#### Data extract
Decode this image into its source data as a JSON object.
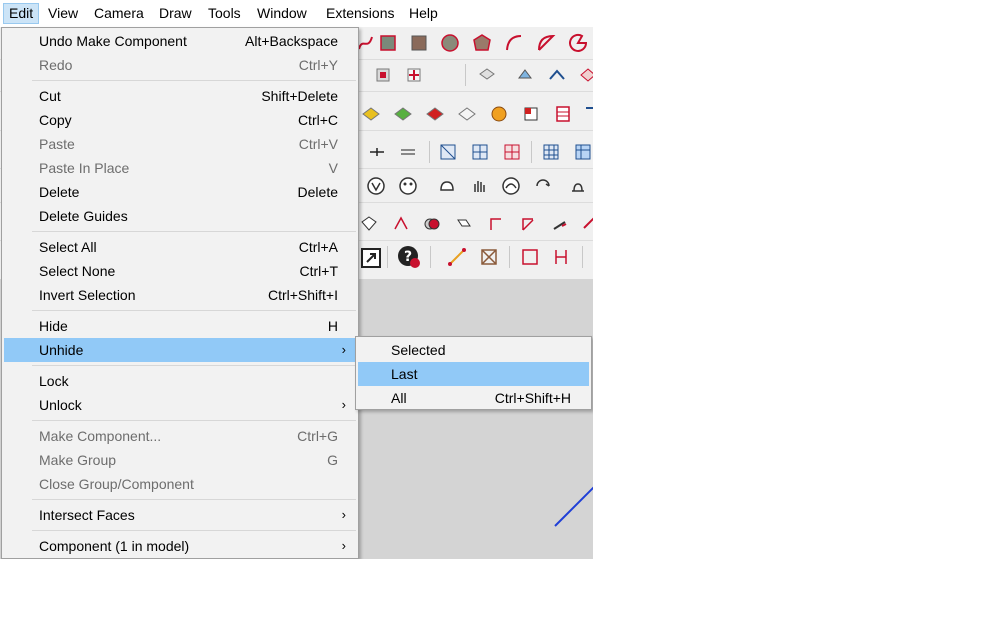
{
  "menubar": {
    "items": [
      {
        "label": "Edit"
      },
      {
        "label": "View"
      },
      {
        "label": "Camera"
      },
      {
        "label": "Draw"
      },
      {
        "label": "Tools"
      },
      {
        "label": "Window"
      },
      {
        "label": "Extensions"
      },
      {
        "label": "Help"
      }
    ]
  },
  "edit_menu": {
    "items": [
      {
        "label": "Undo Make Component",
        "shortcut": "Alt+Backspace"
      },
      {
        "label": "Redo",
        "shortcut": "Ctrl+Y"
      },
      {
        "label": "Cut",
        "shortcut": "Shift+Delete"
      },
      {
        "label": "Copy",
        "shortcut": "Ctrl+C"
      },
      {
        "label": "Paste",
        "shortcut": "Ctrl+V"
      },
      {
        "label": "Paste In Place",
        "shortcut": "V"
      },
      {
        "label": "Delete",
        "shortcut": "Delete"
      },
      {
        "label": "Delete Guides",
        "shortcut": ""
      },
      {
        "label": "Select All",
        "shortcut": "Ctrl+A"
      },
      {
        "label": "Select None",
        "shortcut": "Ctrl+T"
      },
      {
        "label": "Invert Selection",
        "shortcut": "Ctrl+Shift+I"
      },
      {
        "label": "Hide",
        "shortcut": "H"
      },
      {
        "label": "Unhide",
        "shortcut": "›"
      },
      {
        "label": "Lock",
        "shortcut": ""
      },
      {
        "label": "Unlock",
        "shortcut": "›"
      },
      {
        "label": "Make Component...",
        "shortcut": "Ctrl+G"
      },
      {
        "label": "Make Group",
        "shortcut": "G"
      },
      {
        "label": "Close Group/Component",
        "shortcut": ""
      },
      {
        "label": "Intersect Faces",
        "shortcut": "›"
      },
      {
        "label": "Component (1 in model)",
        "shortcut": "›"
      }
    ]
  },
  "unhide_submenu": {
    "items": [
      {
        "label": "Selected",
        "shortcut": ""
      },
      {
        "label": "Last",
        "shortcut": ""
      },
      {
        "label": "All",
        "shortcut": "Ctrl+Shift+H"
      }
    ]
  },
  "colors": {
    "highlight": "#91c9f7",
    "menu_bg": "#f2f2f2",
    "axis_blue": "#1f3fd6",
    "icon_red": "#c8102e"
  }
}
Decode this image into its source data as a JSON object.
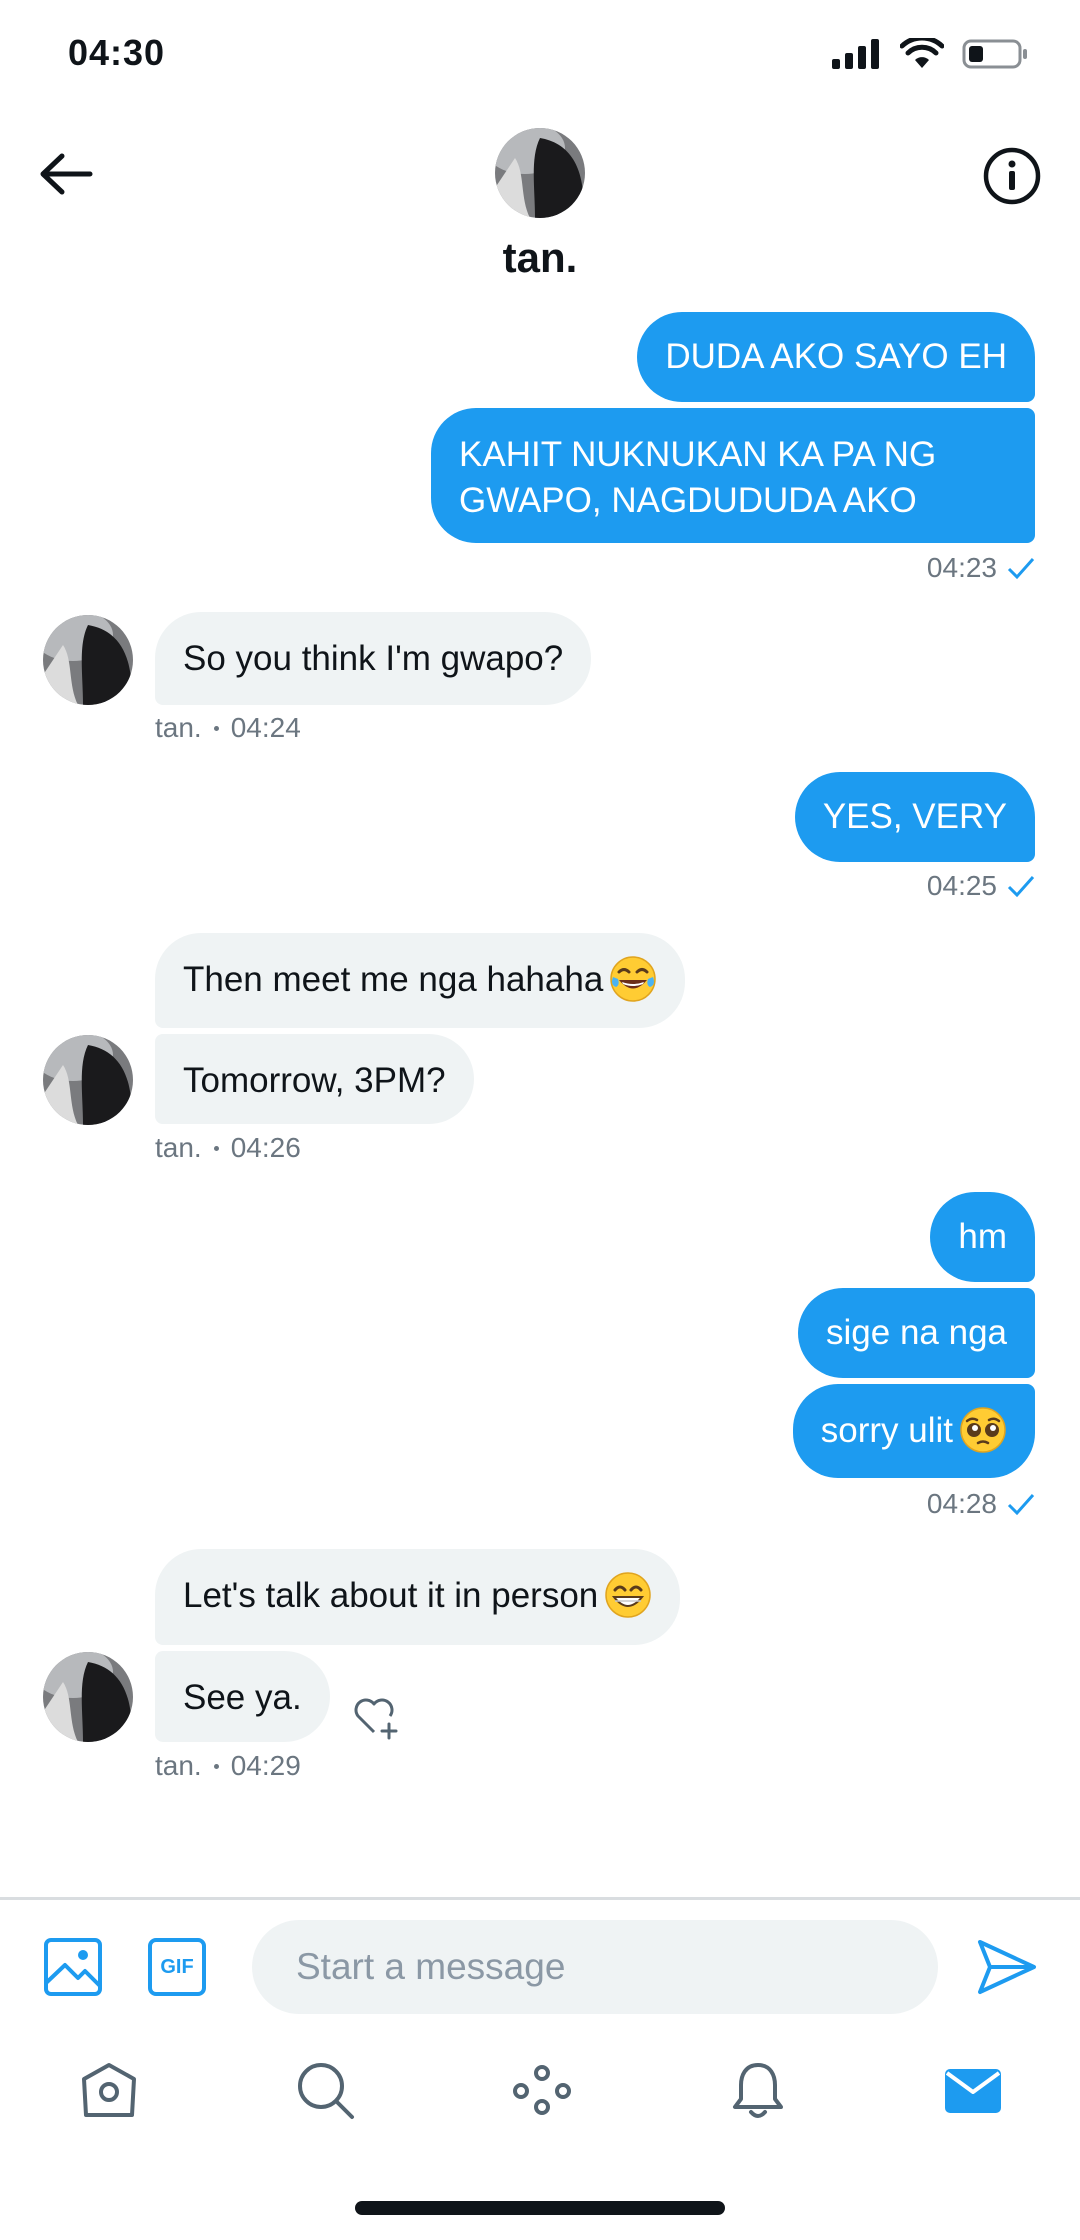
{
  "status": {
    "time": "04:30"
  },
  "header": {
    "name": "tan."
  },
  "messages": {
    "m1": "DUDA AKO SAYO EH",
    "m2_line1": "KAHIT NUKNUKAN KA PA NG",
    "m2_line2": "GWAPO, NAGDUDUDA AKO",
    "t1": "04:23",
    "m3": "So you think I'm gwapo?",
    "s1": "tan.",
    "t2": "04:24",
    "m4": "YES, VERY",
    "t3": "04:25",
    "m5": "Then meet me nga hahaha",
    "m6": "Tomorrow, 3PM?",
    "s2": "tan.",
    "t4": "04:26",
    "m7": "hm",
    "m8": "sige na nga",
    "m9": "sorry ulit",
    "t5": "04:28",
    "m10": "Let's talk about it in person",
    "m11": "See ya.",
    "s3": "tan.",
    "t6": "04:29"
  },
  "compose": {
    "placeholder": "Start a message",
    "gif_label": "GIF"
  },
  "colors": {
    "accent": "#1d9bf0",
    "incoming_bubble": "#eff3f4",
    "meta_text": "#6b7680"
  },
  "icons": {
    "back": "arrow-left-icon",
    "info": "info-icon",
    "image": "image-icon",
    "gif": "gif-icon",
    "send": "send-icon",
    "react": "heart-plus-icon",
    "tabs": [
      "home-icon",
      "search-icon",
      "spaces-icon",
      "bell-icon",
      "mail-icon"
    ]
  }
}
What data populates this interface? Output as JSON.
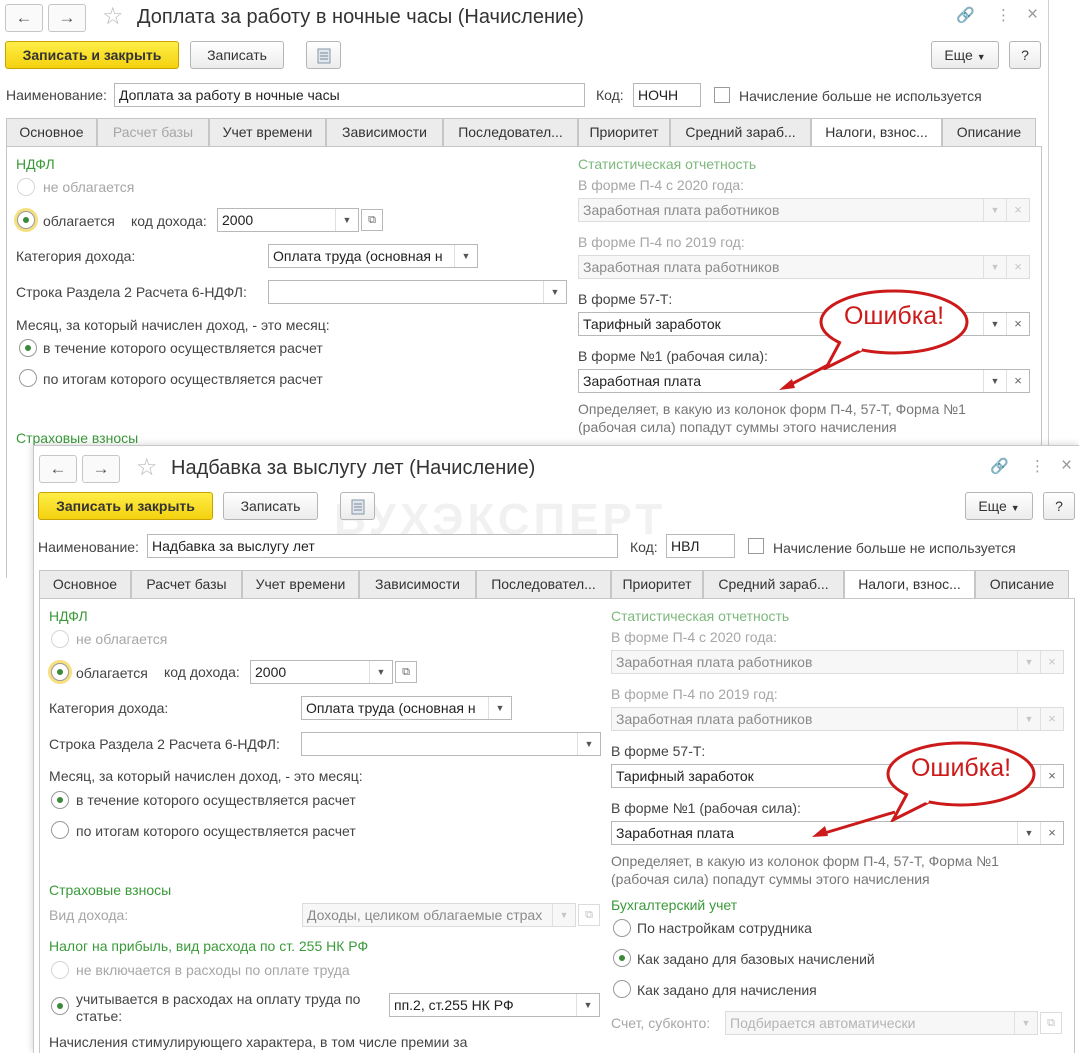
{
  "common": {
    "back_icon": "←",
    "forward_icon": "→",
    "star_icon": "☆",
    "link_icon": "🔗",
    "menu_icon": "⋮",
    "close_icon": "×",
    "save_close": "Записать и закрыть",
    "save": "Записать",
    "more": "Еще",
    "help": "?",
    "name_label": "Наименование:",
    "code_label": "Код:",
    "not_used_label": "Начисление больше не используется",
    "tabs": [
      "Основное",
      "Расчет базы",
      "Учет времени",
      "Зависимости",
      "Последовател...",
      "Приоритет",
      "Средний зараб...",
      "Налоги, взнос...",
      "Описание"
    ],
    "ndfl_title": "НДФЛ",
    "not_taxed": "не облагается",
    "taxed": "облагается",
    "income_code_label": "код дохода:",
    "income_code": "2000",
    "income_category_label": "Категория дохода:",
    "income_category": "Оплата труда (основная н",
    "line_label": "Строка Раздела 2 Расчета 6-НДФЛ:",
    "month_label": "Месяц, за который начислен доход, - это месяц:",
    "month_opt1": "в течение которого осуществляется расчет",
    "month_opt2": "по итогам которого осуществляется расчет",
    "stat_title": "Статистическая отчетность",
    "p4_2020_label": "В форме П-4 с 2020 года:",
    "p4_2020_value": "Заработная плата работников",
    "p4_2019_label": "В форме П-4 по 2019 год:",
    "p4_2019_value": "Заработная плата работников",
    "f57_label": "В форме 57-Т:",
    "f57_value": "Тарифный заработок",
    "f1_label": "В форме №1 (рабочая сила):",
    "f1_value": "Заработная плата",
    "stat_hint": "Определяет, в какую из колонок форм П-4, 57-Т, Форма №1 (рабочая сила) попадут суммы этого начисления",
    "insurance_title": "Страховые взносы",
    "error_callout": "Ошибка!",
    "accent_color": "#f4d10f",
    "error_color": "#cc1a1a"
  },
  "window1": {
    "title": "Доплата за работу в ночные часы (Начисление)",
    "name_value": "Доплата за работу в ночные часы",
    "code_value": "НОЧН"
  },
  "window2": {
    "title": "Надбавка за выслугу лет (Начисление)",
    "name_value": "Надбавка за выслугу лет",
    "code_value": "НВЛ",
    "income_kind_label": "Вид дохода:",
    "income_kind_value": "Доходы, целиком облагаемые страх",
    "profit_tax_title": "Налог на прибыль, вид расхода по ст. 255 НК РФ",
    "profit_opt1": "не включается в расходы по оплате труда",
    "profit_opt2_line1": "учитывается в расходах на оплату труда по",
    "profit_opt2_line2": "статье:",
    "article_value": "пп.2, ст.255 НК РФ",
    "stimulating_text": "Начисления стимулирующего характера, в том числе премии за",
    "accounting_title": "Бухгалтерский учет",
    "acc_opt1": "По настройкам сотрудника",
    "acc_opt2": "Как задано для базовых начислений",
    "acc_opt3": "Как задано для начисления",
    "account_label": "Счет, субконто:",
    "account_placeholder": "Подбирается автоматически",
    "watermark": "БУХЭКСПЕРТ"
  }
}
########
# Written task
Quote the material exactly. Pictures stay out.

# Answer to this problem
Decode this image into its source data as a JSON object.
{
  "menubar": {
    "items": [
      {
        "label": "Edit"
      },
      {
        "label": "View"
      },
      {
        "label": "Camera"
      },
      {
        "label": "Draw"
      },
      {
        "label": "Tools"
      },
      {
        "label": "Window"
      },
      {
        "label": "Extensions"
      },
      {
        "label": "Help"
      }
    ]
  },
  "edit_menu": {
    "items": [
      {
        "label": "Undo Make Component",
        "shortcut": "Alt+Backspace"
      },
      {
        "label": "Redo",
        "shortcut": "Ctrl+Y"
      },
      {
        "label": "Cut",
        "shortcut": "Shift+Delete"
      },
      {
        "label": "Copy",
        "shortcut": "Ctrl+C"
      },
      {
        "label": "Paste",
        "shortcut": "Ctrl+V"
      },
      {
        "label": "Paste In Place",
        "shortcut": "V"
      },
      {
        "label": "Delete",
        "shortcut": "Delete"
      },
      {
        "label": "Delete Guides",
        "shortcut": ""
      },
      {
        "label": "Select All",
        "shortcut": "Ctrl+A"
      },
      {
        "label": "Select None",
        "shortcut": "Ctrl+T"
      },
      {
        "label": "Invert Selection",
        "shortcut": "Ctrl+Shift+I"
      },
      {
        "label": "Hide",
        "shortcut": "H"
      },
      {
        "label": "Unhide",
        "shortcut": "›"
      },
      {
        "label": "Lock",
        "shortcut": ""
      },
      {
        "label": "Unlock",
        "shortcut": "›"
      },
      {
        "label": "Make Component...",
        "shortcut": "Ctrl+G"
      },
      {
        "label": "Make Group",
        "shortcut": "G"
      },
      {
        "label": "Close Group/Component",
        "shortcut": ""
      },
      {
        "label": "Intersect Faces",
        "shortcut": "›"
      },
      {
        "label": "Component (1 in model)",
        "shortcut": "›"
      }
    ]
  },
  "unhide_submenu": {
    "items": [
      {
        "label": "Selected",
        "shortcut": ""
      },
      {
        "label": "Last",
        "shortcut": ""
      },
      {
        "label": "All",
        "shortcut": "Ctrl+Shift+H"
      }
    ]
  },
  "colors": {
    "highlight": "#91c9f7",
    "menu_bg": "#f2f2f2",
    "axis_blue": "#1f3fd6",
    "icon_red": "#c8102e"
  }
}
Decode this image into its source data as a JSON object.
{
  "status": {
    "time": "04:30"
  },
  "header": {
    "name": "tan."
  },
  "messages": {
    "m1": "DUDA AKO SAYO EH",
    "m2_line1": "KAHIT NUKNUKAN KA PA NG",
    "m2_line2": "GWAPO, NAGDUDUDA AKO",
    "t1": "04:23",
    "m3": "So you think I'm gwapo?",
    "s1": "tan.",
    "t2": "04:24",
    "m4": "YES, VERY",
    "t3": "04:25",
    "m5": "Then meet me nga hahaha",
    "m6": "Tomorrow, 3PM?",
    "s2": "tan.",
    "t4": "04:26",
    "m7": "hm",
    "m8": "sige na nga",
    "m9": "sorry ulit",
    "t5": "04:28",
    "m10": "Let's talk about it in person",
    "m11": "See ya.",
    "s3": "tan.",
    "t6": "04:29"
  },
  "compose": {
    "placeholder": "Start a message",
    "gif_label": "GIF"
  },
  "colors": {
    "accent": "#1d9bf0",
    "incoming_bubble": "#eff3f4",
    "meta_text": "#6b7680"
  },
  "icons": {
    "back": "arrow-left-icon",
    "info": "info-icon",
    "image": "image-icon",
    "gif": "gif-icon",
    "send": "send-icon",
    "react": "heart-plus-icon",
    "tabs": [
      "home-icon",
      "search-icon",
      "spaces-icon",
      "bell-icon",
      "mail-icon"
    ]
  }
}
What data populates this interface? Output as JSON.
{
  "common": {
    "back_icon": "←",
    "forward_icon": "→",
    "star_icon": "☆",
    "link_icon": "🔗",
    "menu_icon": "⋮",
    "close_icon": "×",
    "save_close": "Записать и закрыть",
    "save": "Записать",
    "more": "Еще",
    "help": "?",
    "name_label": "Наименование:",
    "code_label": "Код:",
    "not_used_label": "Начисление больше не используется",
    "tabs": [
      "Основное",
      "Расчет базы",
      "Учет времени",
      "Зависимости",
      "Последовател...",
      "Приоритет",
      "Средний зараб...",
      "Налоги, взнос...",
      "Описание"
    ],
    "ndfl_title": "НДФЛ",
    "not_taxed": "не облагается",
    "taxed": "облагается",
    "income_code_label": "код дохода:",
    "income_code": "2000",
    "income_category_label": "Категория дохода:",
    "income_category": "Оплата труда (основная н",
    "line_label": "Строка Раздела 2 Расчета 6-НДФЛ:",
    "month_label": "Месяц, за который начислен доход, - это месяц:",
    "month_opt1": "в течение которого осуществляется расчет",
    "month_opt2": "по итогам которого осуществляется расчет",
    "stat_title": "Статистическая отчетность",
    "p4_2020_label": "В форме П-4 с 2020 года:",
    "p4_2020_value": "Заработная плата работников",
    "p4_2019_label": "В форме П-4 по 2019 год:",
    "p4_2019_value": "Заработная плата работников",
    "f57_label": "В форме 57-Т:",
    "f57_value": "Тарифный заработок",
    "f1_label": "В форме №1 (рабочая сила):",
    "f1_value": "Заработная плата",
    "stat_hint": "Определяет, в какую из колонок форм П-4, 57-Т, Форма №1 (рабочая сила) попадут суммы этого начисления",
    "insurance_title": "Страховые взносы",
    "error_callout": "Ошибка!",
    "accent_color": "#f4d10f",
    "error_color": "#cc1a1a"
  },
  "window1": {
    "title": "Доплата за работу в ночные часы (Начисление)",
    "name_value": "Доплата за работу в ночные часы",
    "code_value": "НОЧН"
  },
  "window2": {
    "title": "Надбавка за выслугу лет (Начисление)",
    "name_value": "Надбавка за выслугу лет",
    "code_value": "НВЛ",
    "income_kind_label": "Вид дохода:",
    "income_kind_value": "Доходы, целиком облагаемые страх",
    "profit_tax_title": "Налог на прибыль, вид расхода по ст. 255 НК РФ",
    "profit_opt1": "не включается в расходы по оплате труда",
    "profit_opt2_line1": "учитывается в расходах на оплату труда по",
    "profit_opt2_line2": "статье:",
    "article_value": "пп.2, ст.255 НК РФ",
    "stimulating_text": "Начисления стимулирующего характера, в том числе премии за",
    "accounting_title": "Бухгалтерский учет",
    "acc_opt1": "По настройкам сотрудника",
    "acc_opt2": "Как задано для базовых начислений",
    "acc_opt3": "Как задано для начисления",
    "account_label": "Счет, субконто:",
    "account_placeholder": "Подбирается автоматически",
    "watermark": "БУХЭКСПЕРТ"
  }
}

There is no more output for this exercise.